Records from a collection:
━━━━━━━━━━━━━━━━━━━━━━━━━━━━━━

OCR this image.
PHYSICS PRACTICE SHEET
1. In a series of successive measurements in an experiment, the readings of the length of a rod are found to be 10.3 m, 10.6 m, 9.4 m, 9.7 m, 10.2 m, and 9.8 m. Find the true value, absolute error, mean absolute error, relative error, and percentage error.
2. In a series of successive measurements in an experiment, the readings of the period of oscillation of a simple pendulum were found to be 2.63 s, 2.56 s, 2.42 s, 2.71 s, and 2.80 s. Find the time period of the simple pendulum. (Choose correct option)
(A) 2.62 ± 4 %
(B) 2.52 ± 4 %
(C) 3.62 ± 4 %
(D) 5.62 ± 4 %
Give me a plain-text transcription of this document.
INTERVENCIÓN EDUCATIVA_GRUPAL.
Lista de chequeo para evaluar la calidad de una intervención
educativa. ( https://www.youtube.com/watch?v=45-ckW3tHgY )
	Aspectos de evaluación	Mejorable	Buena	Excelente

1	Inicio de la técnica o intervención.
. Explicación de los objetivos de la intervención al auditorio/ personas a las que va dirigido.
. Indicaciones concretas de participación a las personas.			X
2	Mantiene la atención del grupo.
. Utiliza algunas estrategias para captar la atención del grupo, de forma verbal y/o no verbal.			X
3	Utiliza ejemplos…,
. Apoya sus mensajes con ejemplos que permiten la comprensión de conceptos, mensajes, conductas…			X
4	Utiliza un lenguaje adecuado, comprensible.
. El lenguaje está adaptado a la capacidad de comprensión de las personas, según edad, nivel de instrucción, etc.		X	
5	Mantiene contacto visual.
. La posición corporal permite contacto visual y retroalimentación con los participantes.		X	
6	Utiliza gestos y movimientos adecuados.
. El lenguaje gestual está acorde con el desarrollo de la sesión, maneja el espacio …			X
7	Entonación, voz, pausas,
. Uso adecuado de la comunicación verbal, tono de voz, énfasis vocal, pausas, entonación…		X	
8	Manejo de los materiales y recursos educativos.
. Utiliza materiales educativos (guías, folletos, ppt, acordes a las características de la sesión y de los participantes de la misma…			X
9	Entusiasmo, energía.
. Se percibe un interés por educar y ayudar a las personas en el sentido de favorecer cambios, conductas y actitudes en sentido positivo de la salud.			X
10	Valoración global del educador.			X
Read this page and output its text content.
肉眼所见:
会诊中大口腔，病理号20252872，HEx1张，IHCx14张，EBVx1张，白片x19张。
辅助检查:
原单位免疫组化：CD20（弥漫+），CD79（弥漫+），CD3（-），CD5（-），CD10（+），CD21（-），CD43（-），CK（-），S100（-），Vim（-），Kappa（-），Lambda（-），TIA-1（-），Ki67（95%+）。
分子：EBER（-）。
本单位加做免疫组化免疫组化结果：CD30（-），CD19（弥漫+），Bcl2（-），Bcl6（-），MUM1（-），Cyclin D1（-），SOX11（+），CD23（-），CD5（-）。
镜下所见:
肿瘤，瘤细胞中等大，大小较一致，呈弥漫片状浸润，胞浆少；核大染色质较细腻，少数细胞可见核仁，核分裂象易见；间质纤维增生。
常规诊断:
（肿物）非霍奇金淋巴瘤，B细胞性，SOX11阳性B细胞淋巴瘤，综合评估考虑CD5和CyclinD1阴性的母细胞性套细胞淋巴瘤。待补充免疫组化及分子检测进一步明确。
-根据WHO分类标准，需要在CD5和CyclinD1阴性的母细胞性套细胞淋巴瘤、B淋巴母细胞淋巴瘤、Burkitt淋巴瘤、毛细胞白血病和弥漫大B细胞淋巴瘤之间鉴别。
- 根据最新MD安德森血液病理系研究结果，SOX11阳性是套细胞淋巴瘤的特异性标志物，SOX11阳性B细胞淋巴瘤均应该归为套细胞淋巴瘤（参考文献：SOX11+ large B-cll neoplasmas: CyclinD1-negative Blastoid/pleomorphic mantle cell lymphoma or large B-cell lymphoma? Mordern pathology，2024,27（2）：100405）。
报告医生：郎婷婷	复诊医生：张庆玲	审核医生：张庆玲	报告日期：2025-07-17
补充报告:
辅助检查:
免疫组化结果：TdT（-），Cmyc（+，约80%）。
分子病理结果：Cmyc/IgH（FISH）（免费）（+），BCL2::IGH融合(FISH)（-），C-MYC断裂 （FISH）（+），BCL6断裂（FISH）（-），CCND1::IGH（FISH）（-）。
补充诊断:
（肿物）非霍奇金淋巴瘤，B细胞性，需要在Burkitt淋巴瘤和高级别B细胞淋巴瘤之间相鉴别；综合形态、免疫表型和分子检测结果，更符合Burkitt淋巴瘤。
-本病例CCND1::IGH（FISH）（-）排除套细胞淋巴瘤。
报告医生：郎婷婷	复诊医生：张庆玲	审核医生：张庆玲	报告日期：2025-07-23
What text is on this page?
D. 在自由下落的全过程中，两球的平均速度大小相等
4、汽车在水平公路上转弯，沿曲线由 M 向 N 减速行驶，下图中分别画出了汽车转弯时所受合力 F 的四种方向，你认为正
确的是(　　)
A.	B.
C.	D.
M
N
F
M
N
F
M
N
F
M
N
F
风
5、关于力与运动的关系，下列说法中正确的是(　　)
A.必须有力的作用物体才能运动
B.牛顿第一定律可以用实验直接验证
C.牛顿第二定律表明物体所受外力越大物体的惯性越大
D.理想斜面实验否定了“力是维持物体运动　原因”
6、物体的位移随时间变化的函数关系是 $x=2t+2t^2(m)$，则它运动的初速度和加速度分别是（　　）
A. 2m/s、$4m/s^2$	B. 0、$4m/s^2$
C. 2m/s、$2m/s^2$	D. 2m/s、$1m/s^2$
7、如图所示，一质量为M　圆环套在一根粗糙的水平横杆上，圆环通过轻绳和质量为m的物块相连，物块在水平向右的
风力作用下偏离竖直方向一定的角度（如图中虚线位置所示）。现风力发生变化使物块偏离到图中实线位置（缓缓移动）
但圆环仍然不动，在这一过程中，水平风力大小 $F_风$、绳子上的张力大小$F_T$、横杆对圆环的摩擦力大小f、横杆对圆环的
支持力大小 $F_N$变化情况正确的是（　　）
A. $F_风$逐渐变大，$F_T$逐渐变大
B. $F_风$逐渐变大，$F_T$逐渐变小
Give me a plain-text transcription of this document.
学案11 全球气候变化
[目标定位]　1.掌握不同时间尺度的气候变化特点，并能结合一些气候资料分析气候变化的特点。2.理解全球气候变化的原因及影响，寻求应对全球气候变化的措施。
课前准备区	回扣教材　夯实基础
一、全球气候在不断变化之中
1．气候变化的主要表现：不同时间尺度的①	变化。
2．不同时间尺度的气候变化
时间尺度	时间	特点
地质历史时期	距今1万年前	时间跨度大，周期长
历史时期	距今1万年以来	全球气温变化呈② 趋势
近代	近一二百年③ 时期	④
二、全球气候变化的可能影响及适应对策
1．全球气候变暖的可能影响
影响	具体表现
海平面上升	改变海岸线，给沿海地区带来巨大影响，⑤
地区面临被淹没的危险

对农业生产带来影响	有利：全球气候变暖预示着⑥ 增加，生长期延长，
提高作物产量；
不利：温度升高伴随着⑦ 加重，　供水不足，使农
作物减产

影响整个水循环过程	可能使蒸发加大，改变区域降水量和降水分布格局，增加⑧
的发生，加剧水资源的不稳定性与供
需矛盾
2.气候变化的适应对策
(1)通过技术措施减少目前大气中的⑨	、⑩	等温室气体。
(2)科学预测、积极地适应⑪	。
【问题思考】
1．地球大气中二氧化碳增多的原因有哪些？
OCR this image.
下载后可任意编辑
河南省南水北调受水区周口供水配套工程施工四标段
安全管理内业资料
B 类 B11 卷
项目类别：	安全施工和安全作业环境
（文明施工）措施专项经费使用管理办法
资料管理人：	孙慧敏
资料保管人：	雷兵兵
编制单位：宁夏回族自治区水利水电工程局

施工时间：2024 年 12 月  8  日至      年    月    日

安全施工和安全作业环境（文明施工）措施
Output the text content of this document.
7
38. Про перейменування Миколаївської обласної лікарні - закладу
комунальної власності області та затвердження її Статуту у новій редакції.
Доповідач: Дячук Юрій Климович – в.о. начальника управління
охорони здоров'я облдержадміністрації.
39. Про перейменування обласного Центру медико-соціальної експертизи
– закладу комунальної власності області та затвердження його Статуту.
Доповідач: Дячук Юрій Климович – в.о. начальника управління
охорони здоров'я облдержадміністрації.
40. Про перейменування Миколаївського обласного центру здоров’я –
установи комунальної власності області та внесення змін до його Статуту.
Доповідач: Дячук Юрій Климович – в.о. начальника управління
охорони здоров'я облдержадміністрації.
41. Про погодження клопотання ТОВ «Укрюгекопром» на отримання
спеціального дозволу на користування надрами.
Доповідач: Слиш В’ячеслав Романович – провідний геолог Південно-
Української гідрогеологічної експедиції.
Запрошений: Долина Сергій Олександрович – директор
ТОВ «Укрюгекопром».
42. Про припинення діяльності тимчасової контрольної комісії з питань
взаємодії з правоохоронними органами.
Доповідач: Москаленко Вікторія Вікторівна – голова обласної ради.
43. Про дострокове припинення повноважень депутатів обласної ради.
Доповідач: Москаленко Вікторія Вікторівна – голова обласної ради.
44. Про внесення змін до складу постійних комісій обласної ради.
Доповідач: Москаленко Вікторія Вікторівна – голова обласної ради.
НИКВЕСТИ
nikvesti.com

━━━━━━━━━━━━━━━━━━━━━━━━━━━━━━

[WHAT THE TASK ASKS] Each line that holds the word "content" should be extracted from the records.

[SOLUTION]
Read this page and output its text content.
Output the text content of this document.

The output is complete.